Records:
((
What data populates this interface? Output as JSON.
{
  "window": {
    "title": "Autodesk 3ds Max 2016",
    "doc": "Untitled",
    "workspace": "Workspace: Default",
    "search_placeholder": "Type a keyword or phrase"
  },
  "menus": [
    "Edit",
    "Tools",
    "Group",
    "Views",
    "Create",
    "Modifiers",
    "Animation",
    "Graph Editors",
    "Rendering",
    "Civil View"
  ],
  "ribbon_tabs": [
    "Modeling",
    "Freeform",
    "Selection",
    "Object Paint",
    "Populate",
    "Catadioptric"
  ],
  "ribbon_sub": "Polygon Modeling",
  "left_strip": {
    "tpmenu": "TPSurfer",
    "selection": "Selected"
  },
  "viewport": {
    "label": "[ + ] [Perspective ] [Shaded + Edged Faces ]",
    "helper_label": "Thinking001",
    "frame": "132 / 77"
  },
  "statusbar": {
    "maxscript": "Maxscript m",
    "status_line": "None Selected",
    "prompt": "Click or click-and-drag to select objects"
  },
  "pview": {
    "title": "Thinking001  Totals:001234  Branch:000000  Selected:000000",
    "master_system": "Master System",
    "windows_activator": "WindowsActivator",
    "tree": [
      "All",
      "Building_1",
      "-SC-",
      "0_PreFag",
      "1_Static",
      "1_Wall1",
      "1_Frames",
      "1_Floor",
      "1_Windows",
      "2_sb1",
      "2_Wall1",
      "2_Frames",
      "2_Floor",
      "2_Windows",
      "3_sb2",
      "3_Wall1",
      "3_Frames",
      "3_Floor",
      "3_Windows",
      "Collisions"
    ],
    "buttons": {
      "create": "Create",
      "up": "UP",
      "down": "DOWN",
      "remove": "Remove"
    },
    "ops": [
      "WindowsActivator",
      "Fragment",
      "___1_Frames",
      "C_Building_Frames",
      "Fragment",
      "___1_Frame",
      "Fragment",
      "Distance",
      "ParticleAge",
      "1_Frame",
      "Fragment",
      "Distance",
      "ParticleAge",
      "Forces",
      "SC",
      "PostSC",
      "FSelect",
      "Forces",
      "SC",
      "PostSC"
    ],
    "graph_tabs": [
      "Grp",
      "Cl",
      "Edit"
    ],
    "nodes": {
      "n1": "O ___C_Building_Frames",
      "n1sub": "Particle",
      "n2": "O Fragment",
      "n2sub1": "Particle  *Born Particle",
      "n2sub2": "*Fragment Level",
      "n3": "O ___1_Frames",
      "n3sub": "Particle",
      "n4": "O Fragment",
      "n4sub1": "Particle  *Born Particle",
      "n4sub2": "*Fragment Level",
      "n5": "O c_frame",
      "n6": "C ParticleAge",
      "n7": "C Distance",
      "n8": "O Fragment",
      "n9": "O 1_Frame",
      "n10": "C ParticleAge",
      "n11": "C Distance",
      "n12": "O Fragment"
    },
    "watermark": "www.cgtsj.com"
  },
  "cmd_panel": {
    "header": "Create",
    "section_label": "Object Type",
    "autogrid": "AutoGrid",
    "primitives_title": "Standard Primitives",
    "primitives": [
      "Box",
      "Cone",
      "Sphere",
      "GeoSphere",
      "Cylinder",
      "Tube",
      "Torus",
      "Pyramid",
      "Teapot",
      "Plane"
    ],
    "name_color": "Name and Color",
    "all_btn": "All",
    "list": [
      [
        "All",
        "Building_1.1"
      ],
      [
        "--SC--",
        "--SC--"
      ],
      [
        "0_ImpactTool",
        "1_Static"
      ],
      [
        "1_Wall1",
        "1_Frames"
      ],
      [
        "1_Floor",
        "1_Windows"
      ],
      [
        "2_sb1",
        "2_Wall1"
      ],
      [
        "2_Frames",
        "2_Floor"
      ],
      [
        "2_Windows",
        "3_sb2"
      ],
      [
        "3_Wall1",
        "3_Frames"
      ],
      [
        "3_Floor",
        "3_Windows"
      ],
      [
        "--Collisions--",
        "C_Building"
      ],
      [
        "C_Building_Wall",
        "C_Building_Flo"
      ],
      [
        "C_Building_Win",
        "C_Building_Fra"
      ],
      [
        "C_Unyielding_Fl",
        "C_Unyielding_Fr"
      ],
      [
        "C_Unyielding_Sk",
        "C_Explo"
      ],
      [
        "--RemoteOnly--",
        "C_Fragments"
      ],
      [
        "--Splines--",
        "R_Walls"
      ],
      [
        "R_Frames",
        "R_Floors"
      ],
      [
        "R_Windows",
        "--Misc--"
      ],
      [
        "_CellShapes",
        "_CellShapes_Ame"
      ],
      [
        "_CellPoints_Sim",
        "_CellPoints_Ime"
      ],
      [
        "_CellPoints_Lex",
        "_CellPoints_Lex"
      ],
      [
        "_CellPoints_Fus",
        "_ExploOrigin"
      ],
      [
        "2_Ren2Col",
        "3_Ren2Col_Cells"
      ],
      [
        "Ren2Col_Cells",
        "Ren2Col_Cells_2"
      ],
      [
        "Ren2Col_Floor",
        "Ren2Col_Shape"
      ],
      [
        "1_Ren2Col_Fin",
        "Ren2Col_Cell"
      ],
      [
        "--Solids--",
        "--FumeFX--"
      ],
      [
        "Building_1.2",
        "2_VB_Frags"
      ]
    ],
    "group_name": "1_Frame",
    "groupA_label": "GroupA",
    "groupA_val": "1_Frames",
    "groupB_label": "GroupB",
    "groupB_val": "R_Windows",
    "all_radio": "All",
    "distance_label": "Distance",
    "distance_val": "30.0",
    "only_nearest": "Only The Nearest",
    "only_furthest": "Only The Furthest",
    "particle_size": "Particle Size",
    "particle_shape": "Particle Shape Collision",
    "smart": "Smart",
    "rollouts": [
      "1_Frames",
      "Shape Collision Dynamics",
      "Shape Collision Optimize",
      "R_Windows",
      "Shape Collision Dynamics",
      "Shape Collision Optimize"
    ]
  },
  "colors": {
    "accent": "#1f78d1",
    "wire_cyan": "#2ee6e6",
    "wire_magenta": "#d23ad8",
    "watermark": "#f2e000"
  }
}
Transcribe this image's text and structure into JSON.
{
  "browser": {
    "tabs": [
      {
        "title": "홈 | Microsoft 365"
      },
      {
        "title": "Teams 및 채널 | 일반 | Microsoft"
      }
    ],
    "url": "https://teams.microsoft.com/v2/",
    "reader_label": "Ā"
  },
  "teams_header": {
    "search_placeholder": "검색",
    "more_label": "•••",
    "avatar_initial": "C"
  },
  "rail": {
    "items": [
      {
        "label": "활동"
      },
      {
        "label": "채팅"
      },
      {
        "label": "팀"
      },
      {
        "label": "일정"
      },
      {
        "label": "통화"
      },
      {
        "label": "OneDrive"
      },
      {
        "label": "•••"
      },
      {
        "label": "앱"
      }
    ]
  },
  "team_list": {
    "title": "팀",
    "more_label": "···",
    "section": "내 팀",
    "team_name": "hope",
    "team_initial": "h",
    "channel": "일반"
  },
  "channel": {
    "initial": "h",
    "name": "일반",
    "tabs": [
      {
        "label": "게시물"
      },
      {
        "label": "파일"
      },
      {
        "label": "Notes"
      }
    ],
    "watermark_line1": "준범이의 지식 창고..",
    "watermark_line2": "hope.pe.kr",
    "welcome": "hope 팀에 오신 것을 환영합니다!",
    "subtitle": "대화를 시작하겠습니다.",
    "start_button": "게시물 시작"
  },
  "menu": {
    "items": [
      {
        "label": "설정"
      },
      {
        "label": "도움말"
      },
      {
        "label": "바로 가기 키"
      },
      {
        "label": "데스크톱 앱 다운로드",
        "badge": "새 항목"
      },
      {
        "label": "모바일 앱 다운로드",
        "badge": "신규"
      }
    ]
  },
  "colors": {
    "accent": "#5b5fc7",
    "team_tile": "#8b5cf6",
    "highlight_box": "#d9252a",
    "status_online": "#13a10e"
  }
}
))
Each line of the material must be restated exactly.

What data populates this interface? Output as JSON.
{
  "window": {
    "title": "Autodesk 3ds Max 2016",
    "doc": "Untitled",
    "workspace": "Workspace: Default",
    "search_placeholder": "Type a keyword or phrase"
  },
  "menus": [
    "Edit",
    "Tools",
    "Group",
    "Views",
    "Create",
    "Modifiers",
    "Animation",
    "Graph Editors",
    "Rendering",
    "Civil View"
  ],
  "ribbon_tabs": [
    "Modeling",
    "Freeform",
    "Selection",
    "Object Paint",
    "Populate",
    "Catadioptric"
  ],
  "ribbon_sub": "Polygon Modeling",
  "left_strip": {
    "tpmenu": "TPSurfer",
    "selection": "Selected"
  },
  "viewport": {
    "label": "[ + ] [Perspective ] [Shaded + Edged Faces ]",
    "helper_label": "Thinking001",
    "frame": "132 / 77"
  },
  "statusbar": {
    "maxscript": "Maxscript m",
    "status_line": "None Selected",
    "prompt": "Click or click-and-drag to select objects"
  },
  "pview": {
    "title": "Thinking001  Totals:001234  Branch:000000  Selected:000000",
    "master_system": "Master System",
    "windows_activator": "WindowsActivator",
    "tree": [
      "All",
      "Building_1",
      "-SC-",
      "0_PreFag",
      "1_Static",
      "1_Wall1",
      "1_Frames",
      "1_Floor",
      "1_Windows",
      "2_sb1",
      "2_Wall1",
      "2_Frames",
      "2_Floor",
      "2_Windows",
      "3_sb2",
      "3_Wall1",
      "3_Frames",
      "3_Floor",
      "3_Windows",
      "Collisions"
    ],
    "buttons": {
      "create": "Create",
      "up": "UP",
      "down": "DOWN",
      "remove": "Remove"
    },
    "ops": [
      "WindowsActivator",
      "Fragment",
      "___1_Frames",
      "C_Building_Frames",
      "Fragment",
      "___1_Frame",
      "Fragment",
      "Distance",
      "ParticleAge",
      "1_Frame",
      "Fragment",
      "Distance",
      "ParticleAge",
      "Forces",
      "SC",
      "PostSC",
      "FSelect",
      "Forces",
      "SC",
      "PostSC"
    ],
    "graph_tabs": [
      "Grp",
      "Cl",
      "Edit"
    ],
    "nodes": {
      "n1": "O ___C_Building_Frames",
      "n1sub": "Particle",
      "n2": "O Fragment",
      "n2sub1": "Particle  *Born Particle",
      "n2sub2": "*Fragment Level",
      "n3": "O ___1_Frames",
      "n3sub": "Particle",
      "n4": "O Fragment",
      "n4sub1": "Particle  *Born Particle",
      "n4sub2": "*Fragment Level",
      "n5": "O c_frame",
      "n6": "C ParticleAge",
      "n7": "C Distance",
      "n8": "O Fragment",
      "n9": "O 1_Frame",
      "n10": "C ParticleAge",
      "n11": "C Distance",
      "n12": "O Fragment"
    },
    "watermark": "www.cgtsj.com"
  },
  "cmd_panel": {
    "header": "Create",
    "section_label": "Object Type",
    "autogrid": "AutoGrid",
    "primitives_title": "Standard Primitives",
    "primitives": [
      "Box",
      "Cone",
      "Sphere",
      "GeoSphere",
      "Cylinder",
      "Tube",
      "Torus",
      "Pyramid",
      "Teapot",
      "Plane"
    ],
    "name_color": "Name and Color",
    "all_btn": "All",
    "list": [
      [
        "All",
        "Building_1.1"
      ],
      [
        "--SC--",
        "--SC--"
      ],
      [
        "0_ImpactTool",
        "1_Static"
      ],
      [
        "1_Wall1",
        "1_Frames"
      ],
      [
        "1_Floor",
        "1_Windows"
      ],
      [
        "2_sb1",
        "2_Wall1"
      ],
      [
        "2_Frames",
        "2_Floor"
      ],
      [
        "2_Windows",
        "3_sb2"
      ],
      [
        "3_Wall1",
        "3_Frames"
      ],
      [
        "3_Floor",
        "3_Windows"
      ],
      [
        "--Collisions--",
        "C_Building"
      ],
      [
        "C_Building_Wall",
        "C_Building_Flo"
      ],
      [
        "C_Building_Win",
        "C_Building_Fra"
      ],
      [
        "C_Unyielding_Fl",
        "C_Unyielding_Fr"
      ],
      [
        "C_Unyielding_Sk",
        "C_Explo"
      ],
      [
        "--RemoteOnly--",
        "C_Fragments"
      ],
      [
        "--Splines--",
        "R_Walls"
      ],
      [
        "R_Frames",
        "R_Floors"
      ],
      [
        "R_Windows",
        "--Misc--"
      ],
      [
        "_CellShapes",
        "_CellShapes_Ame"
      ],
      [
        "_CellPoints_Sim",
        "_CellPoints_Ime"
      ],
      [
        "_CellPoints_Lex",
        "_CellPoints_Lex"
      ],
      [
        "_CellPoints_Fus",
        "_ExploOrigin"
      ],
      [
        "2_Ren2Col",
        "3_Ren2Col_Cells"
      ],
      [
        "Ren2Col_Cells",
        "Ren2Col_Cells_2"
      ],
      [
        "Ren2Col_Floor",
        "Ren2Col_Shape"
      ],
      [
        "1_Ren2Col_Fin",
        "Ren2Col_Cell"
      ],
      [
        "--Solids--",
        "--FumeFX--"
      ],
      [
        "Building_1.2",
        "2_VB_Frags"
      ]
    ],
    "group_name": "1_Frame",
    "groupA_label": "GroupA",
    "groupA_val": "1_Frames",
    "groupB_label": "GroupB",
    "groupB_val": "R_Windows",
    "all_radio": "All",
    "distance_label": "Distance",
    "distance_val": "30.0",
    "only_nearest": "Only The Nearest",
    "only_furthest": "Only The Furthest",
    "particle_size": "Particle Size",
    "particle_shape": "Particle Shape Collision",
    "smart": "Smart",
    "rollouts": [
      "1_Frames",
      "Shape Collision Dynamics",
      "Shape Collision Optimize",
      "R_Windows",
      "Shape Collision Dynamics",
      "Shape Collision Optimize"
    ]
  },
  "colors": {
    "accent": "#1f78d1",
    "wire_cyan": "#2ee6e6",
    "wire_magenta": "#d23ad8",
    "watermark": "#f2e000"
  }
}
Transcribe this image's text and structure into JSON.
{
  "browser": {
    "tabs": [
      {
        "title": "홈 | Microsoft 365"
      },
      {
        "title": "Teams 및 채널 | 일반 | Microsoft"
      }
    ],
    "url": "https://teams.microsoft.com/v2/",
    "reader_label": "Ā"
  },
  "teams_header": {
    "search_placeholder": "검색",
    "more_label": "•••",
    "avatar_initial": "C"
  },
  "rail": {
    "items": [
      {
        "label": "활동"
      },
      {
        "label": "채팅"
      },
      {
        "label": "팀"
      },
      {
        "label": "일정"
      },
      {
        "label": "통화"
      },
      {
        "label": "OneDrive"
      },
      {
        "label": "•••"
      },
      {
        "label": "앱"
      }
    ]
  },
  "team_list": {
    "title": "팀",
    "more_label": "···",
    "section": "내 팀",
    "team_name": "hope",
    "team_initial": "h",
    "channel": "일반"
  },
  "channel": {
    "initial": "h",
    "name": "일반",
    "tabs": [
      {
        "label": "게시물"
      },
      {
        "label": "파일"
      },
      {
        "label": "Notes"
      }
    ],
    "watermark_line1": "준범이의 지식 창고..",
    "watermark_line2": "hope.pe.kr",
    "welcome": "hope 팀에 오신 것을 환영합니다!",
    "subtitle": "대화를 시작하겠습니다.",
    "start_button": "게시물 시작"
  },
  "menu": {
    "items": [
      {
        "label": "설정"
      },
      {
        "label": "도움말"
      },
      {
        "label": "바로 가기 키"
      },
      {
        "label": "데스크톱 앱 다운로드",
        "badge": "새 항목"
      },
      {
        "label": "모바일 앱 다운로드",
        "badge": "신규"
      }
    ]
  },
  "colors": {
    "accent": "#5b5fc7",
    "team_tile": "#8b5cf6",
    "highlight_box": "#d9252a",
    "status_online": "#13a10e"
  }
}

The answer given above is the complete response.